#### Short task:
Below is a block of records; return all of them exactly, but without the images.

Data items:
________________

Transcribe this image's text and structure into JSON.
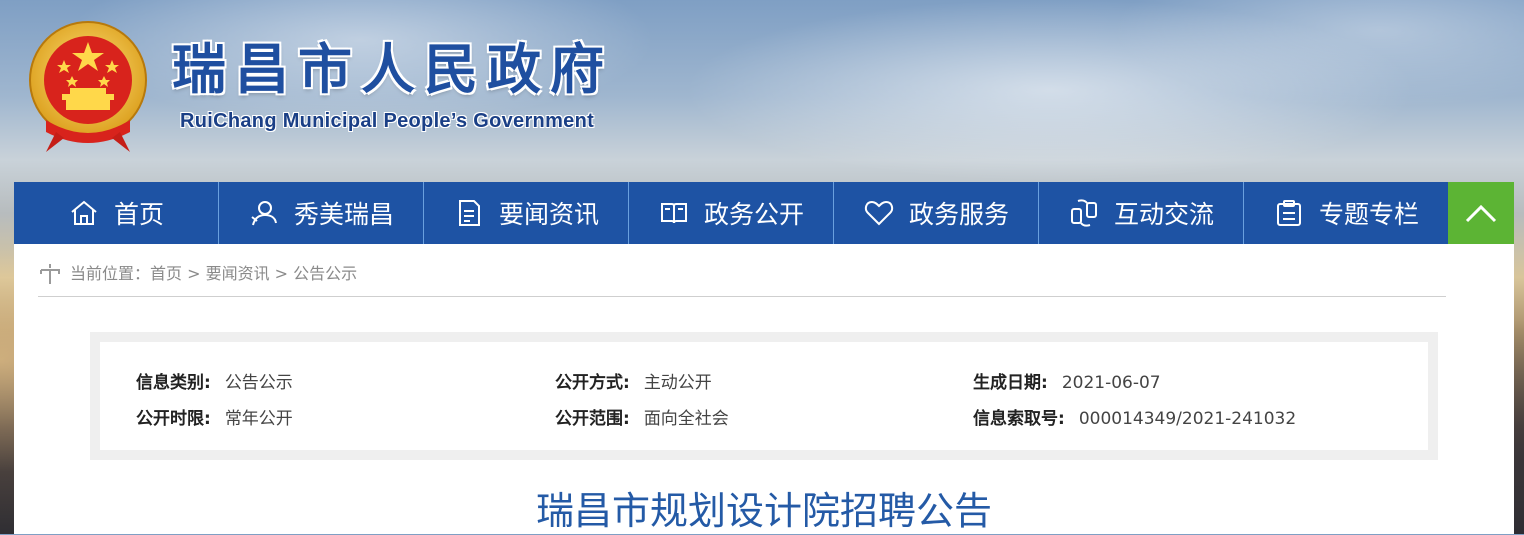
{
  "header": {
    "title": "瑞昌市人民政府",
    "subtitle": "RuiChang Municipal People’s Government"
  },
  "nav": {
    "items": [
      {
        "label": "首页",
        "icon": "home-icon"
      },
      {
        "label": "秀美瑞昌",
        "icon": "person-icon"
      },
      {
        "label": "要闻资讯",
        "icon": "document-icon"
      },
      {
        "label": "政务公开",
        "icon": "book-icon"
      },
      {
        "label": "政务服务",
        "icon": "heart-icon"
      },
      {
        "label": "互动交流",
        "icon": "exchange-icon"
      },
      {
        "label": "专题专栏",
        "icon": "clipboard-icon"
      }
    ],
    "scroll_top_icon": "chevron-up-icon"
  },
  "breadcrumb": {
    "text": "当前位置：首页 > 要闻资讯 > 公告公示"
  },
  "meta": {
    "category_label": "信息类别:",
    "category_value": "公告公示",
    "disclosure_method_label": "公开方式:",
    "disclosure_method_value": "主动公开",
    "date_label": "生成日期:",
    "date_value": "2021-06-07",
    "period_label": "公开时限:",
    "period_value": "常年公开",
    "scope_label": "公开范围:",
    "scope_value": "面向全社会",
    "index_label": "信息索取号:",
    "index_value": "000014349/2021-241032"
  },
  "article": {
    "title": "瑞昌市规划设计院招聘公告"
  },
  "colors": {
    "nav_bg": "#1e53a4",
    "scroll_top_bg": "#5cb434",
    "title_blue": "#245aa6"
  }
}
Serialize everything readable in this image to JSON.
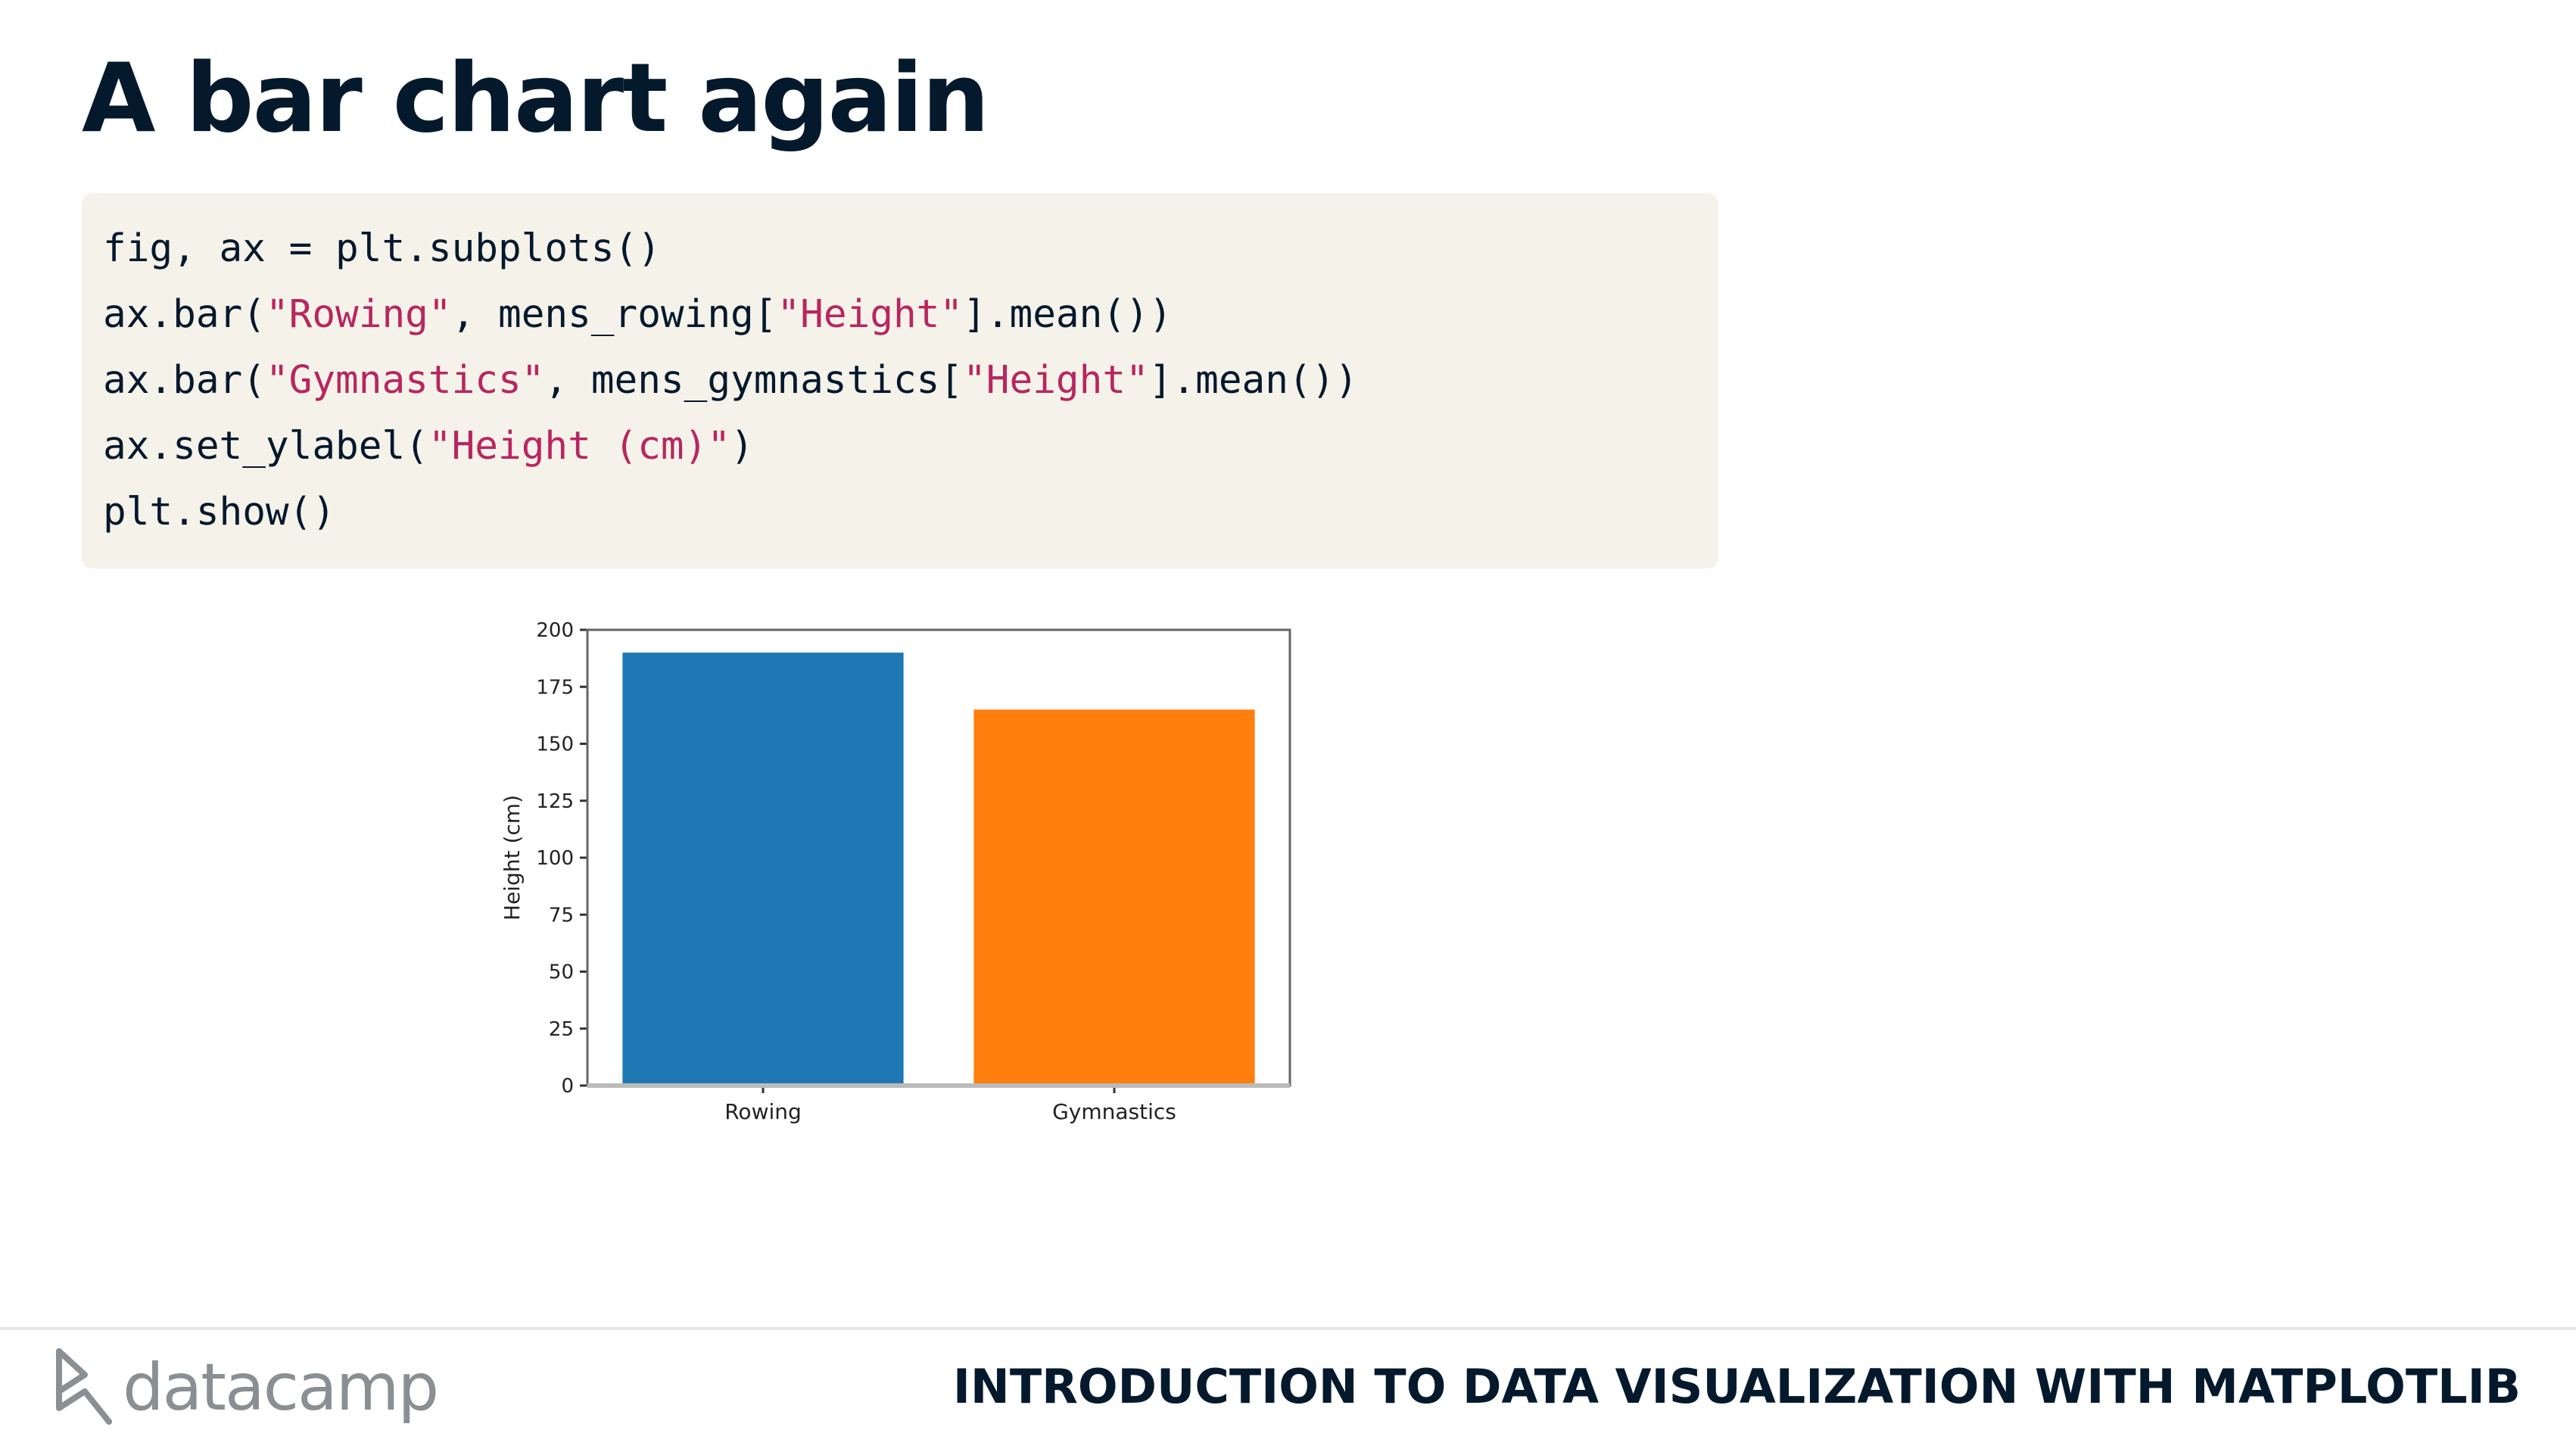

________________

#### Result for this task:
Transcribe this image's text and structure into JSON.
{
  "header": {
    "title": "瑞昌市人民政府",
    "subtitle": "RuiChang Municipal People’s Government"
  },
  "nav": {
    "items": [
      {
        "label": "首页",
        "icon": "home-icon"
      },
      {
        "label": "秀美瑞昌",
        "icon": "person-icon"
      },
      {
        "label": "要闻资讯",
        "icon": "document-icon"
      },
      {
        "label": "政务公开",
        "icon": "book-icon"
      },
      {
        "label": "政务服务",
        "icon": "heart-icon"
      },
      {
        "label": "互动交流",
        "icon": "exchange-icon"
      },
      {
        "label": "专题专栏",
        "icon": "clipboard-icon"
      }
    ],
    "scroll_top_icon": "chevron-up-icon"
  },
  "breadcrumb": {
    "text": "当前位置：首页 > 要闻资讯 > 公告公示"
  },
  "meta": {
    "category_label": "信息类别:",
    "category_value": "公告公示",
    "disclosure_method_label": "公开方式:",
    "disclosure_method_value": "主动公开",
    "date_label": "生成日期:",
    "date_value": "2021-06-07",
    "period_label": "公开时限:",
    "period_value": "常年公开",
    "scope_label": "公开范围:",
    "scope_value": "面向全社会",
    "index_label": "信息索取号:",
    "index_value": "000014349/2021-241032"
  },
  "article": {
    "title": "瑞昌市规划设计院招聘公告"
  },
  "colors": {
    "nav_bg": "#1e53a4",
    "scroll_top_bg": "#5cb434",
    "title_blue": "#245aa6"
  }
}
Serialize everything readable in this image to JSON.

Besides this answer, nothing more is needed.